ENTRIES:
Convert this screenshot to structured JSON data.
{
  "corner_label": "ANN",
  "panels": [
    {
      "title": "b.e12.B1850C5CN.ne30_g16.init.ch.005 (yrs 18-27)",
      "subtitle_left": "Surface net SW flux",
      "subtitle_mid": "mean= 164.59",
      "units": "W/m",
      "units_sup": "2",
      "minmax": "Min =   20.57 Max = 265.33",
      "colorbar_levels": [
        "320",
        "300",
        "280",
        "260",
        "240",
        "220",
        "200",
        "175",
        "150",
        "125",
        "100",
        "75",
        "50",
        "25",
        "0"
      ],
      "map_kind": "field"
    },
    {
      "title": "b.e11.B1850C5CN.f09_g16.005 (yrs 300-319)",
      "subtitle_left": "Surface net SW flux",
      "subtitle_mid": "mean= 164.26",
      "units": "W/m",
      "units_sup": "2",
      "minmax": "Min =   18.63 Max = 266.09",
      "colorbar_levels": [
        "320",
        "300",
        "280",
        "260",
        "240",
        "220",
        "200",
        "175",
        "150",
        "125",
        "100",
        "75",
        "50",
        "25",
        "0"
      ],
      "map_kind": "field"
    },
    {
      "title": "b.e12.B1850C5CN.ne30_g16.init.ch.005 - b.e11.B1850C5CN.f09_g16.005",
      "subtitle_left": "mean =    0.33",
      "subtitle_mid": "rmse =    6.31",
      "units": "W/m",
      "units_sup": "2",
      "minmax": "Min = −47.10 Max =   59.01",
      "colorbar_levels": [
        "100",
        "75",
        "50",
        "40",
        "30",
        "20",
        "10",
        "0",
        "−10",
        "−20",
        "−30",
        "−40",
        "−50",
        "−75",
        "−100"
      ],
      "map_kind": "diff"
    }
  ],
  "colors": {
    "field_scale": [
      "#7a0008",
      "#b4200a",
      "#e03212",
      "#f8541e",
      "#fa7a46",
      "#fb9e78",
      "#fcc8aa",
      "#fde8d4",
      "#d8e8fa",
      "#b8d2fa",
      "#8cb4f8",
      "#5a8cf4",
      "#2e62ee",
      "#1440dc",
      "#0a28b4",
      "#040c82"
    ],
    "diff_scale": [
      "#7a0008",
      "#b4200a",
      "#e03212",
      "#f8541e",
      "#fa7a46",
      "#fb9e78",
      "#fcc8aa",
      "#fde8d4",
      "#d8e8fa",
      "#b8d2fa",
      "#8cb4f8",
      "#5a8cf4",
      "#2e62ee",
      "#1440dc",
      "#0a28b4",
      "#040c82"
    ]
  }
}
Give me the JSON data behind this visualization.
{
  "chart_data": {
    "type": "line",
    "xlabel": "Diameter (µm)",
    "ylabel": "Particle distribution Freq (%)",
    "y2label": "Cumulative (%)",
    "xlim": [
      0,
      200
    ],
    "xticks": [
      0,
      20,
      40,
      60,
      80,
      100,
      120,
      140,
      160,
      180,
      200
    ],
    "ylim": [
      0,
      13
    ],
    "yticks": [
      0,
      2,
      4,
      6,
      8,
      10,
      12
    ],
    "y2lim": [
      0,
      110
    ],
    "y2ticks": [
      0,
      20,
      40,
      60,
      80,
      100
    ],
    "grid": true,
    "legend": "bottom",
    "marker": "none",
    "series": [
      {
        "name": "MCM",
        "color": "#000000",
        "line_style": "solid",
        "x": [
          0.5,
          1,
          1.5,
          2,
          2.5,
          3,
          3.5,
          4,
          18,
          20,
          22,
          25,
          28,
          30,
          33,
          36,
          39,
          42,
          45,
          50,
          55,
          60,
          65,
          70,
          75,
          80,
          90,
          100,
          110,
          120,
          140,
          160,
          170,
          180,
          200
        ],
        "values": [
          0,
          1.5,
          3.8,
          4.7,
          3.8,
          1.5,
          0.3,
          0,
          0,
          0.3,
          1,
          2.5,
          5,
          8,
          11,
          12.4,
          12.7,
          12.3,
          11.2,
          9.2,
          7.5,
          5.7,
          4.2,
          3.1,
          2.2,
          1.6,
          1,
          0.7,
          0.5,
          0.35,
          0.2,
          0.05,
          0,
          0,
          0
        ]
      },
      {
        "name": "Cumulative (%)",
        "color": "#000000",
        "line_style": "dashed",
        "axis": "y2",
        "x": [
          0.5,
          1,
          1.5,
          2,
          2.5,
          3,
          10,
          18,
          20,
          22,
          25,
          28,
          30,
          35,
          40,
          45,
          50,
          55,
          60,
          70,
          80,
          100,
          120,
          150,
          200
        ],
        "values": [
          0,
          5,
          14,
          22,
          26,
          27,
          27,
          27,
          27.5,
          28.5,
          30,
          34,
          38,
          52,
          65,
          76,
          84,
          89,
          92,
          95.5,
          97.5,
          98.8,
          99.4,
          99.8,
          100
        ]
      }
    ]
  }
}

EXERCISE PROMPT:
Restate every line of the data word for word.

CORRECT RESPONSE:
Convert this screenshot to structured JSON data.
{
  "corner_label": "ANN",
  "panels": [
    {
      "title": "b.e12.B1850C5CN.ne30_g16.init.ch.005 (yrs 18-27)",
      "subtitle_left": "Surface net SW flux",
      "subtitle_mid": "mean= 164.59",
      "units": "W/m",
      "units_sup": "2",
      "minmax": "Min =   20.57 Max = 265.33",
      "colorbar_levels": [
        "320",
        "300",
        "280",
        "260",
        "240",
        "220",
        "200",
        "175",
        "150",
        "125",
        "100",
        "75",
        "50",
        "25",
        "0"
      ],
      "map_kind": "field"
    },
    {
      "title": "b.e11.B1850C5CN.f09_g16.005 (yrs 300-319)",
      "subtitle_left": "Surface net SW flux",
      "subtitle_mid": "mean= 164.26",
      "units": "W/m",
      "units_sup": "2",
      "minmax": "Min =   18.63 Max = 266.09",
      "colorbar_levels": [
        "320",
        "300",
        "280",
        "260",
        "240",
        "220",
        "200",
        "175",
        "150",
        "125",
        "100",
        "75",
        "50",
        "25",
        "0"
      ],
      "map_kind": "field"
    },
    {
      "title": "b.e12.B1850C5CN.ne30_g16.init.ch.005 - b.e11.B1850C5CN.f09_g16.005",
      "subtitle_left": "mean =    0.33",
      "subtitle_mid": "rmse =    6.31",
      "units": "W/m",
      "units_sup": "2",
      "minmax": "Min = −47.10 Max =   59.01",
      "colorbar_levels": [
        "100",
        "75",
        "50",
        "40",
        "30",
        "20",
        "10",
        "0",
        "−10",
        "−20",
        "−30",
        "−40",
        "−50",
        "−75",
        "−100"
      ],
      "map_kind": "diff"
    }
  ],
  "colors": {
    "field_scale": [
      "#7a0008",
      "#b4200a",
      "#e03212",
      "#f8541e",
      "#fa7a46",
      "#fb9e78",
      "#fcc8aa",
      "#fde8d4",
      "#d8e8fa",
      "#b8d2fa",
      "#8cb4f8",
      "#5a8cf4",
      "#2e62ee",
      "#1440dc",
      "#0a28b4",
      "#040c82"
    ],
    "diff_scale": [
      "#7a0008",
      "#b4200a",
      "#e03212",
      "#f8541e",
      "#fa7a46",
      "#fb9e78",
      "#fcc8aa",
      "#fde8d4",
      "#d8e8fa",
      "#b8d2fa",
      "#8cb4f8",
      "#5a8cf4",
      "#2e62ee",
      "#1440dc",
      "#0a28b4",
      "#040c82"
    ]
  }
}
Give me the JSON data behind this visualization.
{
  "chart_data": {
    "type": "line",
    "xlabel": "Diameter (µm)",
    "ylabel": "Particle distribution Freq (%)",
    "y2label": "Cumulative (%)",
    "xlim": [
      0,
      200
    ],
    "xticks": [
      0,
      20,
      40,
      60,
      80,
      100,
      120,
      140,
      160,
      180,
      200
    ],
    "ylim": [
      0,
      13
    ],
    "yticks": [
      0,
      2,
      4,
      6,
      8,
      10,
      12
    ],
    "y2lim": [
      0,
      110
    ],
    "y2ticks": [
      0,
      20,
      40,
      60,
      80,
      100
    ],
    "grid": true,
    "legend": "bottom",
    "marker": "none",
    "series": [
      {
        "name": "MCM",
        "color": "#000000",
        "line_style": "solid",
        "x": [
          0.5,
          1,
          1.5,
          2,
          2.5,
          3,
          3.5,
          4,
          18,
          20,
          22,
          25,
          28,
          30,
          33,
          36,
          39,
          42,
          45,
          50,
          55,
          60,
          65,
          70,
          75,
          80,
          90,
          100,
          110,
          120,
          140,
          160,
          170,
          180,
          200
        ],
        "values": [
          0,
          1.5,
          3.8,
          4.7,
          3.8,
          1.5,
          0.3,
          0,
          0,
          0.3,
          1,
          2.5,
          5,
          8,
          11,
          12.4,
          12.7,
          12.3,
          11.2,
          9.2,
          7.5,
          5.7,
          4.2,
          3.1,
          2.2,
          1.6,
          1,
          0.7,
          0.5,
          0.35,
          0.2,
          0.05,
          0,
          0,
          0
        ]
      },
      {
        "name": "Cumulative (%)",
        "color": "#000000",
        "line_style": "dashed",
        "axis": "y2",
        "x": [
          0.5,
          1,
          1.5,
          2,
          2.5,
          3,
          10,
          18,
          20,
          22,
          25,
          28,
          30,
          35,
          40,
          45,
          50,
          55,
          60,
          70,
          80,
          100,
          120,
          150,
          200
        ],
        "values": [
          0,
          5,
          14,
          22,
          26,
          27,
          27,
          27,
          27.5,
          28.5,
          30,
          34,
          38,
          52,
          65,
          76,
          84,
          89,
          92,
          95.5,
          97.5,
          98.8,
          99.4,
          99.8,
          100
        ]
      }
    ]
  }
}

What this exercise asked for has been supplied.